▸ **Objective**
Review the lines that follow and copy each one that contains the word "size".
** begin Data to use **
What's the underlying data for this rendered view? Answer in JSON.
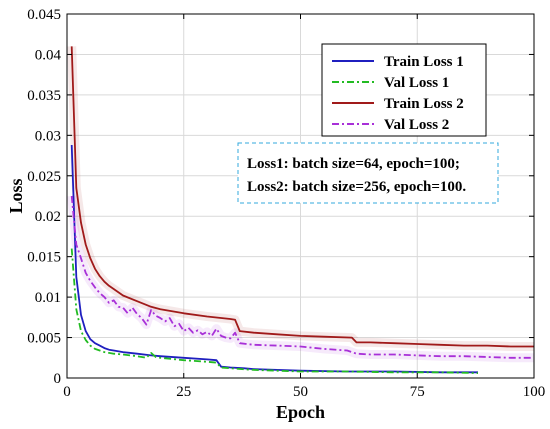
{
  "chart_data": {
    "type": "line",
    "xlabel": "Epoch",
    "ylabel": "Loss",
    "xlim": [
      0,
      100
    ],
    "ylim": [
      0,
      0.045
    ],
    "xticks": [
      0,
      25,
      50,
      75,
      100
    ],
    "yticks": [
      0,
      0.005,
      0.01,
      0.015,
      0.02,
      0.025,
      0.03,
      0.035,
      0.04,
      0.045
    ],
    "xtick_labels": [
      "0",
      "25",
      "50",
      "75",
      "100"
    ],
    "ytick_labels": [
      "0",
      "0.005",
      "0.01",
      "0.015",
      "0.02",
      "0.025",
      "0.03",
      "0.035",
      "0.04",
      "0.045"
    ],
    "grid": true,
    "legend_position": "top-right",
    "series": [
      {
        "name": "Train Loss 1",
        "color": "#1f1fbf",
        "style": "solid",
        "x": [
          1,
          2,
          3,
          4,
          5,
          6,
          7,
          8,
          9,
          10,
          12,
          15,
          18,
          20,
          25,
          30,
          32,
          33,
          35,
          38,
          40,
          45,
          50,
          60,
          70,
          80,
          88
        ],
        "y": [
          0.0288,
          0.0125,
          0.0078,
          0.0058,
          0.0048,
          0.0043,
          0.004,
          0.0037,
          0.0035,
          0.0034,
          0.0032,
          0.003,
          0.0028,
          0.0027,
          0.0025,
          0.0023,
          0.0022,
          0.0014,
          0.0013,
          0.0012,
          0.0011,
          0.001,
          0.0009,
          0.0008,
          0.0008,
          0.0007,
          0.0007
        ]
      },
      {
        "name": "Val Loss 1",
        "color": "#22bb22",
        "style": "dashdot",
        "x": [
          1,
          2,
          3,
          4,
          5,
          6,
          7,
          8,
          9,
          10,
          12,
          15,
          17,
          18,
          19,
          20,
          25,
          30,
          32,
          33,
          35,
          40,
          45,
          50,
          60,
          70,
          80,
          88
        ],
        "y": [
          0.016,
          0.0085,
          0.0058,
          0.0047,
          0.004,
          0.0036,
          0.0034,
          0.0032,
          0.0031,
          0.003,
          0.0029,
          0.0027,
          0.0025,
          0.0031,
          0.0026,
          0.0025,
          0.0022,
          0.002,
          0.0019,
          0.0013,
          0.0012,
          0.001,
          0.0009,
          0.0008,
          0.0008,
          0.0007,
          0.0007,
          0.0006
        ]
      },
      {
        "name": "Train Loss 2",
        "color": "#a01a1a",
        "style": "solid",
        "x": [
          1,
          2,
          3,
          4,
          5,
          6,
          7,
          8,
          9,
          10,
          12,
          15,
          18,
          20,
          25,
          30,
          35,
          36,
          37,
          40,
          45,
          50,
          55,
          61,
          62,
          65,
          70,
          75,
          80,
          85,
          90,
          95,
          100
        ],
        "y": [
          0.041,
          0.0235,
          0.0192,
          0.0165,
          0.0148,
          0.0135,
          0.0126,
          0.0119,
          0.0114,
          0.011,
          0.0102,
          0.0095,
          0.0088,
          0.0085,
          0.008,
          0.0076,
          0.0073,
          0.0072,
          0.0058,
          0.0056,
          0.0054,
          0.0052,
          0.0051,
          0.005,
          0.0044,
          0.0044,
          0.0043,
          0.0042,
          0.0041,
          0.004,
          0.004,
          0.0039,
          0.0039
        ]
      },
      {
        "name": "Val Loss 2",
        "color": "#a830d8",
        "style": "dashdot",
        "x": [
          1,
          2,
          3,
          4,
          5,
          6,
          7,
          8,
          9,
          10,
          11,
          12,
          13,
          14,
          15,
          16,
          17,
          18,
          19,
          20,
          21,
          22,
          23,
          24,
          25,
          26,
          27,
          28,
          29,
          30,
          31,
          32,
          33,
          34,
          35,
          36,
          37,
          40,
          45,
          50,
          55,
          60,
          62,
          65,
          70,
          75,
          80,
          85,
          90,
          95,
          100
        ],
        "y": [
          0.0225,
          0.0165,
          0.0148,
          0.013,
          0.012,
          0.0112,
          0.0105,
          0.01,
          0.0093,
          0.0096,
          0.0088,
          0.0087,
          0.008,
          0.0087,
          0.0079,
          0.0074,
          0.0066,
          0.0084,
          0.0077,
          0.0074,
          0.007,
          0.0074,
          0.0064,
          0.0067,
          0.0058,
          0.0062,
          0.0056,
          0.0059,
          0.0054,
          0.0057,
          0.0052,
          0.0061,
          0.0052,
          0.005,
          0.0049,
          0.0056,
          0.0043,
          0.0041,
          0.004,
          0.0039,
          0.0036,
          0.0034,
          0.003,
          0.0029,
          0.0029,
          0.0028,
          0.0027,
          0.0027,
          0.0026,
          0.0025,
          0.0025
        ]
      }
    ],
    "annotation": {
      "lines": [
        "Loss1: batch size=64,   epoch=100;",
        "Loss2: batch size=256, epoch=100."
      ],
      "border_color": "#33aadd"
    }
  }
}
** end Data to use **
▸ **Answer in full**
        "Loss1: batch size=64,   epoch=100;",
        "Loss2: batch size=256, epoch=100."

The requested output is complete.